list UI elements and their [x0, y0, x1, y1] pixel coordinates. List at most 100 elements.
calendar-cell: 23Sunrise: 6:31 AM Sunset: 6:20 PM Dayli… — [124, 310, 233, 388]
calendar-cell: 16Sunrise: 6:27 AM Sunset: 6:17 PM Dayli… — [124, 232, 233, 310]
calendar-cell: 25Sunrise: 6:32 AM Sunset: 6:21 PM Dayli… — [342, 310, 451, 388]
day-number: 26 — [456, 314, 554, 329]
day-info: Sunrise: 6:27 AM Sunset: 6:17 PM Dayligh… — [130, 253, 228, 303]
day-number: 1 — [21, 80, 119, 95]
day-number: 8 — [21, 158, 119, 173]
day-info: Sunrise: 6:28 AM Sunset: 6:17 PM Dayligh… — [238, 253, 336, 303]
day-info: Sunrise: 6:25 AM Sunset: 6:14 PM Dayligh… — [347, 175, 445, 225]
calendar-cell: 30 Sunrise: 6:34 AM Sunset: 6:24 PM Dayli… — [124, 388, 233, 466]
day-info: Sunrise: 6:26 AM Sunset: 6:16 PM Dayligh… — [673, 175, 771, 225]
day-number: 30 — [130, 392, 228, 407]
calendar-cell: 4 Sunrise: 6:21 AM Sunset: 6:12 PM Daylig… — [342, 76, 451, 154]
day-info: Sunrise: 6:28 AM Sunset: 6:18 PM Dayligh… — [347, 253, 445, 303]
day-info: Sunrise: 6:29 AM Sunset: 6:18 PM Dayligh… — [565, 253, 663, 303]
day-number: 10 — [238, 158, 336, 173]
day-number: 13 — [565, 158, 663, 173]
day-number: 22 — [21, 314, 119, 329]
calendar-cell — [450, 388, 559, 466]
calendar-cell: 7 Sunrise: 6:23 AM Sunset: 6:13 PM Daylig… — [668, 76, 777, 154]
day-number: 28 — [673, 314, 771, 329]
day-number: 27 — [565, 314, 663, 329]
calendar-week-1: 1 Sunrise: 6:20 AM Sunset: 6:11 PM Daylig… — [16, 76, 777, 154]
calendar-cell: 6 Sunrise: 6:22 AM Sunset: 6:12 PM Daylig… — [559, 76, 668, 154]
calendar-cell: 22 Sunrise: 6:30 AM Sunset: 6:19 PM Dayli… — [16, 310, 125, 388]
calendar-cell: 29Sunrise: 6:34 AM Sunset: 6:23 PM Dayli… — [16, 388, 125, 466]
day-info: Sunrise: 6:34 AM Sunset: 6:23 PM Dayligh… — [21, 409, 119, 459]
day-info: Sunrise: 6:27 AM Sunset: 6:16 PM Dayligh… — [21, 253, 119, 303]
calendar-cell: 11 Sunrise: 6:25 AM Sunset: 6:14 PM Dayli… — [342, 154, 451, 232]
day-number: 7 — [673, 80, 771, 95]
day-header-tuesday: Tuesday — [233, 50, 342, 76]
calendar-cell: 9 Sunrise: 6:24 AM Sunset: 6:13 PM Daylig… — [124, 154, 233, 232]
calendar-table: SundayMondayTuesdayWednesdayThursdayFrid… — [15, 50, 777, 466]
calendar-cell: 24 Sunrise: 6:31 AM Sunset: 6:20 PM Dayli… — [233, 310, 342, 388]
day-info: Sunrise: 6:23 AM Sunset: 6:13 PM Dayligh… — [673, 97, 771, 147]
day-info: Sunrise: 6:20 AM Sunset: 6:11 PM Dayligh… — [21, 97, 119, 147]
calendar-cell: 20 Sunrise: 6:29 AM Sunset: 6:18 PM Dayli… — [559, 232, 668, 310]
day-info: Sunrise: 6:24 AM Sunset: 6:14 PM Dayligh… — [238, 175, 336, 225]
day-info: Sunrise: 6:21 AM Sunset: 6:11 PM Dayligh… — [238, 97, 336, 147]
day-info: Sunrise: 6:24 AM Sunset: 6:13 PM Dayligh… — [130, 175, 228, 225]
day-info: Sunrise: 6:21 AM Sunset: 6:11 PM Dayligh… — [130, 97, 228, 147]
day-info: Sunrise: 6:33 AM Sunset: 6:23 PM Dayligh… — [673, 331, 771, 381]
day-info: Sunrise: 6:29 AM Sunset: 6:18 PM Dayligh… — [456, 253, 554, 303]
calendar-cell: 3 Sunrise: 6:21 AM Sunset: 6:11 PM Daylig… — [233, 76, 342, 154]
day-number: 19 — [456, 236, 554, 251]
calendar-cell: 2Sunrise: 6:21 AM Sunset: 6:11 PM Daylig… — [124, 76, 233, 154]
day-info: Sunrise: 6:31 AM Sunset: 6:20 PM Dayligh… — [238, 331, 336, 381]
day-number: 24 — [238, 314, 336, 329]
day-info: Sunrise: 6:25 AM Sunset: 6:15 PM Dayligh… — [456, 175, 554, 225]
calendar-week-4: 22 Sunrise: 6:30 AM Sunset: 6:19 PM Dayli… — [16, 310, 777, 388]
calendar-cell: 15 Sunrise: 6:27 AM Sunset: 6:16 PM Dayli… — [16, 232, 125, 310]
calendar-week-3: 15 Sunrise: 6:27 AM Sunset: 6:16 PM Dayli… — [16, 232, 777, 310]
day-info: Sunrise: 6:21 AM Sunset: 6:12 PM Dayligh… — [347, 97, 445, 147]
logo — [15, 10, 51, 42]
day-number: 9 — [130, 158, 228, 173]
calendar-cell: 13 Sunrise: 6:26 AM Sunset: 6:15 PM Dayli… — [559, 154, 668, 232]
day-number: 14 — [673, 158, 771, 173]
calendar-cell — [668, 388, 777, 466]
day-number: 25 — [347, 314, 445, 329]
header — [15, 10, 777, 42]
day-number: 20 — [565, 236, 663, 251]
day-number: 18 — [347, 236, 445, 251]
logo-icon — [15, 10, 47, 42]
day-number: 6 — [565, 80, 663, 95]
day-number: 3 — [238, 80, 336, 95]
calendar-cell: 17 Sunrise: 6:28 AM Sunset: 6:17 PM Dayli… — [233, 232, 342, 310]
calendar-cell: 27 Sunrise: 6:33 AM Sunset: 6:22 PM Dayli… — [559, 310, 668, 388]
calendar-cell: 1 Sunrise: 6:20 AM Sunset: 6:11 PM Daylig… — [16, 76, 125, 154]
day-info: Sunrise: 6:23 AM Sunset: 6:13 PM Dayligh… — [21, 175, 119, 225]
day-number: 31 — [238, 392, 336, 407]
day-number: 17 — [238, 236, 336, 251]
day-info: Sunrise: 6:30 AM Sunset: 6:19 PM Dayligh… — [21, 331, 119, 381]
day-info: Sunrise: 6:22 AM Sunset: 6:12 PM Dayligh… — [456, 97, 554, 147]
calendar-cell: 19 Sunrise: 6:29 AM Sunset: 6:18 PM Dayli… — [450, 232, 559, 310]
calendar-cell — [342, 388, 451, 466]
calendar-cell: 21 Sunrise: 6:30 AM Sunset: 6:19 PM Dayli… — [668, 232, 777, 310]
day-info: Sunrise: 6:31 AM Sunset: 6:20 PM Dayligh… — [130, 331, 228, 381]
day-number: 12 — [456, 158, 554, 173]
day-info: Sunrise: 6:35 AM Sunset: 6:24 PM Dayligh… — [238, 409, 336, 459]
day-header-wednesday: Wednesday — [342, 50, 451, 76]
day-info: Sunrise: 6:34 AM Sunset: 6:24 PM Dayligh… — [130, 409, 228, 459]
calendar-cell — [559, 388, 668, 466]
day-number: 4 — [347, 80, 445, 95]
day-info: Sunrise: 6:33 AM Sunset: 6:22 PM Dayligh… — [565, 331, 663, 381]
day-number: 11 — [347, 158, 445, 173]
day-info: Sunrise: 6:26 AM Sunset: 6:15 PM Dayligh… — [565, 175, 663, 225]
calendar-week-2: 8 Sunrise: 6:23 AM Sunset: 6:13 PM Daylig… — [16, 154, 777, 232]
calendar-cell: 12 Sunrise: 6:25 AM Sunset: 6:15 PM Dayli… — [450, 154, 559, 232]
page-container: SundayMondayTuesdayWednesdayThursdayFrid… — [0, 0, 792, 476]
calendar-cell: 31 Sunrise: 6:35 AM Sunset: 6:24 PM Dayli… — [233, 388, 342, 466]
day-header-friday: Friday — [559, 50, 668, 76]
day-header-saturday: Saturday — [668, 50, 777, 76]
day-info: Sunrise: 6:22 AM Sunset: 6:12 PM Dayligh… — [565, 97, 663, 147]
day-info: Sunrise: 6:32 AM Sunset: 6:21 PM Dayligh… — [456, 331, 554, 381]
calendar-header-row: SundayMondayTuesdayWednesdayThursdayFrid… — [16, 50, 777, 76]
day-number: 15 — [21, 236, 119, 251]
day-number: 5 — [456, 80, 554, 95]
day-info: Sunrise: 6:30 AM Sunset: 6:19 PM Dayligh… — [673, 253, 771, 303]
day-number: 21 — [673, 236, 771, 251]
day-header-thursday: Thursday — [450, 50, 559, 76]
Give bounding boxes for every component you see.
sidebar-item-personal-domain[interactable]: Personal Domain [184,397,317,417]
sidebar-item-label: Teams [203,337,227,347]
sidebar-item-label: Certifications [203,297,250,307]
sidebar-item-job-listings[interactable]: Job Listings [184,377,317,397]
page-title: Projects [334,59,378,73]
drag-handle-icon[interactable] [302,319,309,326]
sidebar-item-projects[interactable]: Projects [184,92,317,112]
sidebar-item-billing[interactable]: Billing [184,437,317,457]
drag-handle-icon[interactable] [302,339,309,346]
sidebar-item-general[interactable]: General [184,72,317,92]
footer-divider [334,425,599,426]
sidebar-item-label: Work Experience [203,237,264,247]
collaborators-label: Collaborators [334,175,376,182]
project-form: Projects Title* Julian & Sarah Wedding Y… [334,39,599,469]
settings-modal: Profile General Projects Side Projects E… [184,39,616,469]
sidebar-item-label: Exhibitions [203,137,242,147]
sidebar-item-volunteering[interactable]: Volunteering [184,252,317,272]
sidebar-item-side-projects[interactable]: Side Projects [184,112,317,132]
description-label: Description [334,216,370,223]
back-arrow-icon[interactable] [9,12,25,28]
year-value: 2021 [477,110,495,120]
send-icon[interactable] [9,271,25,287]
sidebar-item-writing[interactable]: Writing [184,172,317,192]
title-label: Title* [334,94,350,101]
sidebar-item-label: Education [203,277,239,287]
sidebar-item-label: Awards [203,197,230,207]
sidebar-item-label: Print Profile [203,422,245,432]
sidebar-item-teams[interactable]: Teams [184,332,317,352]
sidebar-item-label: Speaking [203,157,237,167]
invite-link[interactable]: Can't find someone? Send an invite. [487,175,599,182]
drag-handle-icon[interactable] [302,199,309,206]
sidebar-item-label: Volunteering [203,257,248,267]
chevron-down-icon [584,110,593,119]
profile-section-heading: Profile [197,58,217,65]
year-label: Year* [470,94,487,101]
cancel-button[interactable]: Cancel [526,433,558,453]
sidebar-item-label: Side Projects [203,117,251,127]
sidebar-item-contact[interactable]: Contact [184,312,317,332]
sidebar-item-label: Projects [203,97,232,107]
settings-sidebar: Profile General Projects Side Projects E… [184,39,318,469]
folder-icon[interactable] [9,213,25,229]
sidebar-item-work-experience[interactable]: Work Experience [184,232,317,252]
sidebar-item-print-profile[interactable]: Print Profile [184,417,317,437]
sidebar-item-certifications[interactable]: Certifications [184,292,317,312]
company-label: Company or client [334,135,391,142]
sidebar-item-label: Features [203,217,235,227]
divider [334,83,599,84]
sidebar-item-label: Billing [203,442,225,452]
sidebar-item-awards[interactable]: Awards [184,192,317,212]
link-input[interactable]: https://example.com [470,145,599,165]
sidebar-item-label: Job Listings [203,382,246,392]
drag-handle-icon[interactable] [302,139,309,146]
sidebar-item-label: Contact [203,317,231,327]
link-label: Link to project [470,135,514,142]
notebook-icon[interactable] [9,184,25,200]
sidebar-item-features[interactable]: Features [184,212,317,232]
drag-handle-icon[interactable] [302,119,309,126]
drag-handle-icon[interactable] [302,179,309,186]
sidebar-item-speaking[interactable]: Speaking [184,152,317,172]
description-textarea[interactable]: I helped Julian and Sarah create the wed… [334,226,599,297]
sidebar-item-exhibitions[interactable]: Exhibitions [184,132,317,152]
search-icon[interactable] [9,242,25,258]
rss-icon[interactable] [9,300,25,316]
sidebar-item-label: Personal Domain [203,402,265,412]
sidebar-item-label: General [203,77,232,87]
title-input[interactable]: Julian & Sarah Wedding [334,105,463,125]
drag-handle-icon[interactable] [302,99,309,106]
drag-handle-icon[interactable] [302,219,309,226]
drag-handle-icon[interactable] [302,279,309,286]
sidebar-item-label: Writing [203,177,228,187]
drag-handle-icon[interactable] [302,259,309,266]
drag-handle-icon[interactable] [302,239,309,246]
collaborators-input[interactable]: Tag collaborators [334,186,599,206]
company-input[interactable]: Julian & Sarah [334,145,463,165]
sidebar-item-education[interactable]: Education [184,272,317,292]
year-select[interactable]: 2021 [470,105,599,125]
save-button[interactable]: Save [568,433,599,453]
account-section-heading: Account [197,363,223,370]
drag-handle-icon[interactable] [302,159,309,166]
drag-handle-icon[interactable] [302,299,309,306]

:: Directions ::
Extract each line of the data that contains the string "link".

:: Answer to the problem ::
invite-link[interactable]: Can't find someone? Send an invite. [487,175,599,182]
link-input[interactable]: https://example.com [470,145,599,165]
link-label: Link to project [470,135,514,142]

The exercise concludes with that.